Copy every line of the records below without changing anything.

--- Begin RAW RECORDS ---

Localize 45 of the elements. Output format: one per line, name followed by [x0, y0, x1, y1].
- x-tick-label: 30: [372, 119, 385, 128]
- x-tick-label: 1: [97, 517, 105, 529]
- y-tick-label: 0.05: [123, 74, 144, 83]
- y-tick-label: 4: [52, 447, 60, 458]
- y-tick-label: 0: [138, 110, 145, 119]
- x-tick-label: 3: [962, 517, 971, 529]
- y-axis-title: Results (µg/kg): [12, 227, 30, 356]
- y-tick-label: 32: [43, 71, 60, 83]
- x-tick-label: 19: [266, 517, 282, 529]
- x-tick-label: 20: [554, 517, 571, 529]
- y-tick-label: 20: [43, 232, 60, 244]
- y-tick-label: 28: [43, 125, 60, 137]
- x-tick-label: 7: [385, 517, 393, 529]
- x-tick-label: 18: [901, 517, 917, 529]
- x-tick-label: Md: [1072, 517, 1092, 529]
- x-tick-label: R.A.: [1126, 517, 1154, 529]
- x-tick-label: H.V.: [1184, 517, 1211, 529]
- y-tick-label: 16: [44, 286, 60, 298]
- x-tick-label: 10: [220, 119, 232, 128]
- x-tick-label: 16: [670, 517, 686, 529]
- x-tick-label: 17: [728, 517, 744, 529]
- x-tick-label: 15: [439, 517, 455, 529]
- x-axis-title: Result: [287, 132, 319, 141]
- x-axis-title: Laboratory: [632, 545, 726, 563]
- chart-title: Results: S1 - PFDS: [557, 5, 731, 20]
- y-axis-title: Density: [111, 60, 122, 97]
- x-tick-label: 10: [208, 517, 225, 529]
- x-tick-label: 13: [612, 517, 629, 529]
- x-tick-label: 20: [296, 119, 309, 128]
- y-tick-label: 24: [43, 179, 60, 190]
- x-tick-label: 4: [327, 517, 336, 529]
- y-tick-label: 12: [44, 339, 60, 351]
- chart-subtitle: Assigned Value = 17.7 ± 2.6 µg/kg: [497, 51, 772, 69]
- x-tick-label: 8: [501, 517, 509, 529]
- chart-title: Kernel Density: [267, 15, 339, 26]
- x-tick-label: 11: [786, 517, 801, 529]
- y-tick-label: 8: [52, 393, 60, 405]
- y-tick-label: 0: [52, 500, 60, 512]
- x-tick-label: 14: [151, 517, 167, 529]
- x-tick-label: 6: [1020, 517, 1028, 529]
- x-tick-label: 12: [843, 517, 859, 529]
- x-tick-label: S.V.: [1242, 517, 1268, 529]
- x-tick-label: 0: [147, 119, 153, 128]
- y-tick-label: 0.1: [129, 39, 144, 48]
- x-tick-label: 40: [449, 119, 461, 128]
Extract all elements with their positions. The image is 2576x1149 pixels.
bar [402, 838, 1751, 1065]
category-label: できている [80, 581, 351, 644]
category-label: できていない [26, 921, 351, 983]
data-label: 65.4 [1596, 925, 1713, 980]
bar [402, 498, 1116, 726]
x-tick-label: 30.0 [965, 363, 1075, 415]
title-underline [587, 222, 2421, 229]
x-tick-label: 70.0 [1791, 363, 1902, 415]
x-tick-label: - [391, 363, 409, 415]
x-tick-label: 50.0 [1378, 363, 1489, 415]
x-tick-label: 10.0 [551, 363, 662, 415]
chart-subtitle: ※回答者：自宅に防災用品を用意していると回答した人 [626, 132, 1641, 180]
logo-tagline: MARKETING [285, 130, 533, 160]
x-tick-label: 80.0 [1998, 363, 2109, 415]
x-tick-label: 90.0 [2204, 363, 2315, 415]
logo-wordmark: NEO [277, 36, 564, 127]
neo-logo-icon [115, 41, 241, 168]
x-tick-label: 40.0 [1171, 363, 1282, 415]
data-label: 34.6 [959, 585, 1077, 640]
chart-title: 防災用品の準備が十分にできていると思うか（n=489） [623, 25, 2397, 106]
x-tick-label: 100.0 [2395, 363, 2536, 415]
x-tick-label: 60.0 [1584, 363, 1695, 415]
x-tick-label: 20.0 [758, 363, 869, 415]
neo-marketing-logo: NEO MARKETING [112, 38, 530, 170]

--- End RAW RECORDS ---

### OUTPUT BELOW:
Localize 45 of the elements. Output format: one per line, name followed by [x0, y0, x1, y1].
- x-tick-label: 30: [372, 119, 385, 128]
- x-tick-label: 1: [97, 517, 105, 529]
- y-tick-label: 0.05: [123, 74, 144, 83]
- y-tick-label: 4: [52, 447, 60, 458]
- y-tick-label: 0: [138, 110, 145, 119]
- x-tick-label: 3: [962, 517, 971, 529]
- y-axis-title: Results (µg/kg): [12, 227, 30, 356]
- y-tick-label: 32: [43, 71, 60, 83]
- x-tick-label: 19: [266, 517, 282, 529]
- x-tick-label: 20: [554, 517, 571, 529]
- y-tick-label: 20: [43, 232, 60, 244]
- y-tick-label: 28: [43, 125, 60, 137]
- x-tick-label: 7: [385, 517, 393, 529]
- x-tick-label: 18: [901, 517, 917, 529]
- x-tick-label: Md: [1072, 517, 1092, 529]
- x-tick-label: R.A.: [1126, 517, 1154, 529]
- x-tick-label: H.V.: [1184, 517, 1211, 529]
- y-tick-label: 16: [44, 286, 60, 298]
- x-tick-label: 10: [220, 119, 232, 128]
- x-tick-label: 16: [670, 517, 686, 529]
- x-tick-label: 17: [728, 517, 744, 529]
- x-tick-label: 15: [439, 517, 455, 529]
- x-axis-title: Result: [287, 132, 319, 141]
- x-axis-title: Laboratory: [632, 545, 726, 563]
- chart-title: Results: S1 - PFDS: [557, 5, 731, 20]
- y-axis-title: Density: [111, 60, 122, 97]
- x-tick-label: 10: [208, 517, 225, 529]
- x-tick-label: 13: [612, 517, 629, 529]
- x-tick-label: 20: [296, 119, 309, 128]
- y-tick-label: 24: [43, 179, 60, 190]
- x-tick-label: 4: [327, 517, 336, 529]
- y-tick-label: 12: [44, 339, 60, 351]
- chart-subtitle: Assigned Value = 17.7 ± 2.6 µg/kg: [497, 51, 772, 69]
- x-tick-label: 8: [501, 517, 509, 529]
- chart-title: Kernel Density: [267, 15, 339, 26]
- x-tick-label: 11: [786, 517, 801, 529]
- y-tick-label: 8: [52, 393, 60, 405]
- y-tick-label: 0: [52, 500, 60, 512]
- x-tick-label: 14: [151, 517, 167, 529]
- x-tick-label: 6: [1020, 517, 1028, 529]
- x-tick-label: 12: [843, 517, 859, 529]
- x-tick-label: S.V.: [1242, 517, 1268, 529]
- x-tick-label: 0: [147, 119, 153, 128]
- y-tick-label: 0.1: [129, 39, 144, 48]
- x-tick-label: 40: [449, 119, 461, 128]
Extract all elements with their positions. The image is 2576x1149 pixels.
bar [402, 838, 1751, 1065]
category-label: できている [80, 581, 351, 644]
category-label: できていない [26, 921, 351, 983]
data-label: 65.4 [1596, 925, 1713, 980]
bar [402, 498, 1116, 726]
x-tick-label: 30.0 [965, 363, 1075, 415]
title-underline [587, 222, 2421, 229]
x-tick-label: 70.0 [1791, 363, 1902, 415]
x-tick-label: - [391, 363, 409, 415]
x-tick-label: 50.0 [1378, 363, 1489, 415]
x-tick-label: 10.0 [551, 363, 662, 415]
chart-subtitle: ※回答者：自宅に防災用品を用意していると回答した人 [626, 132, 1641, 180]
logo-tagline: MARKETING [285, 130, 533, 160]
x-tick-label: 80.0 [1998, 363, 2109, 415]
x-tick-label: 90.0 [2204, 363, 2315, 415]
logo-wordmark: NEO [277, 36, 564, 127]
neo-logo-icon [115, 41, 241, 168]
x-tick-label: 40.0 [1171, 363, 1282, 415]
data-label: 34.6 [959, 585, 1077, 640]
chart-title: 防災用品の準備が十分にできていると思うか（n=489） [623, 25, 2397, 106]
x-tick-label: 100.0 [2395, 363, 2536, 415]
x-tick-label: 60.0 [1584, 363, 1695, 415]
x-tick-label: 20.0 [758, 363, 869, 415]
neo-marketing-logo: NEO MARKETING [112, 38, 530, 170]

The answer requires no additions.